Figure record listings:
----

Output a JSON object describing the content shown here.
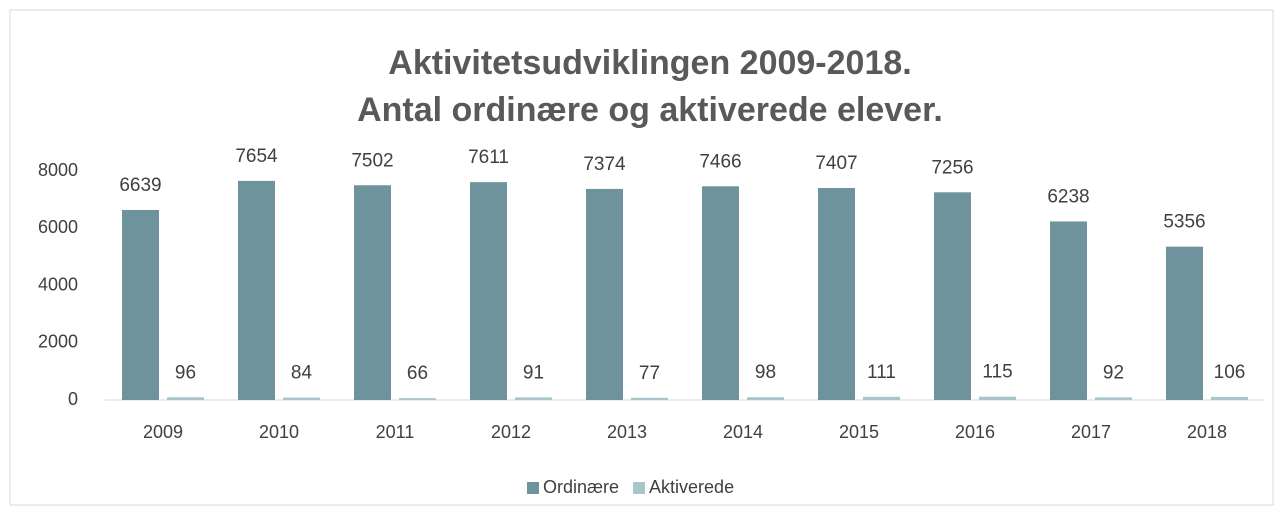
{
  "chart_data": {
    "type": "bar",
    "title": [
      "Aktivitetsudviklingen 2009-2018.",
      "Antal ordinære og aktiverede elever."
    ],
    "categories": [
      "2009",
      "2010",
      "2011",
      "2012",
      "2013",
      "2014",
      "2015",
      "2016",
      "2017",
      "2018"
    ],
    "series": [
      {
        "name": "Ordinære",
        "color": "#6f939c",
        "values": [
          6639,
          7654,
          7502,
          7611,
          7374,
          7466,
          7407,
          7256,
          6238,
          5356
        ]
      },
      {
        "name": "Aktiverede",
        "color": "#a8c5cb",
        "values": [
          96,
          84,
          66,
          91,
          77,
          98,
          111,
          115,
          92,
          106
        ]
      }
    ],
    "ylim": [
      0,
      8000
    ],
    "yticks": [
      0,
      2000,
      4000,
      6000,
      8000
    ],
    "grid": false,
    "legend": "bottom"
  }
}
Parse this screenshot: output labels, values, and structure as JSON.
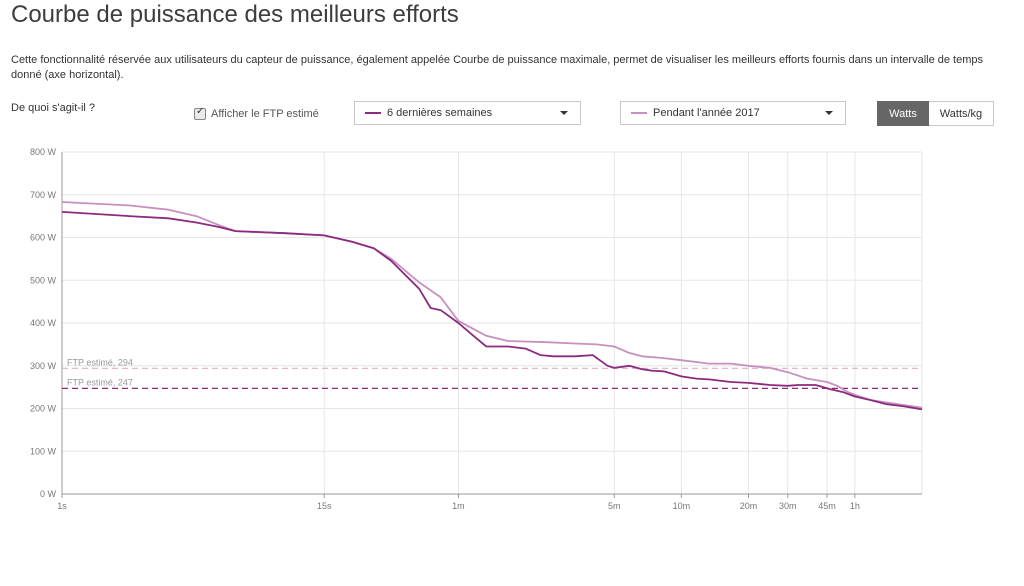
{
  "page": {
    "title": "Courbe de puissance des meilleurs efforts",
    "description": "Cette fonctionnalité réservée aux utilisateurs du capteur de puissance, également appelée Courbe de puissance maximale, permet de visualiser les meilleurs efforts fournis dans un intervalle de temps donné (axe horizontal).",
    "help_link": "De quoi s'agit-il ?"
  },
  "controls": {
    "ftp_checkbox_label": "Afficher le FTP estimé",
    "ftp_checked": true,
    "range1_label": "6 dernières semaines",
    "range2_label": "Pendant l'année 2017",
    "unit_watts": "Watts",
    "unit_wkg": "Watts/kg",
    "selected_unit": "Watts"
  },
  "colors": {
    "series1": "#8c2a7e",
    "series2": "#c88fbf",
    "ftp1": "#8c2a7e",
    "ftp2": "#e5a9c8",
    "grid": "#e6e6e6",
    "toggle_active": "#666666"
  },
  "chart_data": {
    "type": "line",
    "title": "",
    "xlabel": "",
    "ylabel": "",
    "x_scale": "log",
    "x_unit": "seconds",
    "xlim": [
      1,
      7200
    ],
    "ylim": [
      0,
      800
    ],
    "grid": true,
    "y_ticks": [
      0,
      100,
      200,
      300,
      400,
      500,
      600,
      700,
      800
    ],
    "y_tick_labels": [
      "0 W",
      "100 W",
      "200 W",
      "300 W",
      "400 W",
      "500 W",
      "600 W",
      "700 W",
      "800 W"
    ],
    "x_ticks": [
      1,
      15,
      60,
      300,
      600,
      1200,
      1800,
      2700,
      3600
    ],
    "x_tick_labels": [
      "1s",
      "15s",
      "1m",
      "5m",
      "10m",
      "20m",
      "30m",
      "45m",
      "1h"
    ],
    "series": [
      {
        "name": "6 dernières semaines",
        "points": [
          [
            1,
            660
          ],
          [
            2,
            650
          ],
          [
            3,
            645
          ],
          [
            4,
            635
          ],
          [
            5,
            625
          ],
          [
            6,
            615
          ],
          [
            10,
            610
          ],
          [
            15,
            605
          ],
          [
            20,
            590
          ],
          [
            25,
            575
          ],
          [
            30,
            545
          ],
          [
            40,
            480
          ],
          [
            45,
            435
          ],
          [
            50,
            430
          ],
          [
            60,
            400
          ],
          [
            70,
            370
          ],
          [
            80,
            345
          ],
          [
            100,
            345
          ],
          [
            120,
            340
          ],
          [
            140,
            325
          ],
          [
            160,
            322
          ],
          [
            200,
            322
          ],
          [
            240,
            325
          ],
          [
            280,
            300
          ],
          [
            300,
            295
          ],
          [
            350,
            300
          ],
          [
            400,
            292
          ],
          [
            450,
            288
          ],
          [
            500,
            287
          ],
          [
            600,
            275
          ],
          [
            700,
            270
          ],
          [
            800,
            268
          ],
          [
            1000,
            262
          ],
          [
            1200,
            260
          ],
          [
            1500,
            255
          ],
          [
            1800,
            253
          ],
          [
            2000,
            255
          ],
          [
            2400,
            255
          ],
          [
            2800,
            245
          ],
          [
            3200,
            238
          ],
          [
            3600,
            228
          ],
          [
            4200,
            220
          ],
          [
            5000,
            210
          ],
          [
            6000,
            205
          ],
          [
            7200,
            198
          ]
        ]
      },
      {
        "name": "Pendant l'année 2017",
        "points": [
          [
            1,
            683
          ],
          [
            2,
            675
          ],
          [
            3,
            665
          ],
          [
            4,
            650
          ],
          [
            5,
            630
          ],
          [
            6,
            615
          ],
          [
            10,
            610
          ],
          [
            15,
            605
          ],
          [
            20,
            590
          ],
          [
            25,
            575
          ],
          [
            30,
            550
          ],
          [
            40,
            495
          ],
          [
            50,
            460
          ],
          [
            60,
            405
          ],
          [
            80,
            370
          ],
          [
            100,
            358
          ],
          [
            150,
            355
          ],
          [
            200,
            352
          ],
          [
            250,
            350
          ],
          [
            300,
            345
          ],
          [
            350,
            330
          ],
          [
            400,
            322
          ],
          [
            500,
            318
          ],
          [
            600,
            313
          ],
          [
            800,
            305
          ],
          [
            1000,
            305
          ],
          [
            1200,
            300
          ],
          [
            1500,
            295
          ],
          [
            1800,
            285
          ],
          [
            2200,
            270
          ],
          [
            2700,
            262
          ],
          [
            3000,
            253
          ],
          [
            3300,
            240
          ],
          [
            3600,
            232
          ],
          [
            4200,
            220
          ],
          [
            5000,
            214
          ],
          [
            6000,
            208
          ],
          [
            7200,
            202
          ]
        ]
      }
    ],
    "ftp_lines": [
      {
        "label": "FTP estimé, 294",
        "value": 294
      },
      {
        "label": "FTP estimé, 247",
        "value": 247
      }
    ]
  }
}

----

> [What needs to be done] Find the lines that include the string "Courbe", then copy each of them.

> [The completed task]
    "title": "Courbe de puissance des meilleurs efforts",
    "description": "Cette fonctionnalité réservée aux utilisateurs du capteur de puissance, également appelée Courbe de puissance maximale, permet de visualiser les meilleurs efforts fournis dans un intervalle de temps donné (axe horizontal).",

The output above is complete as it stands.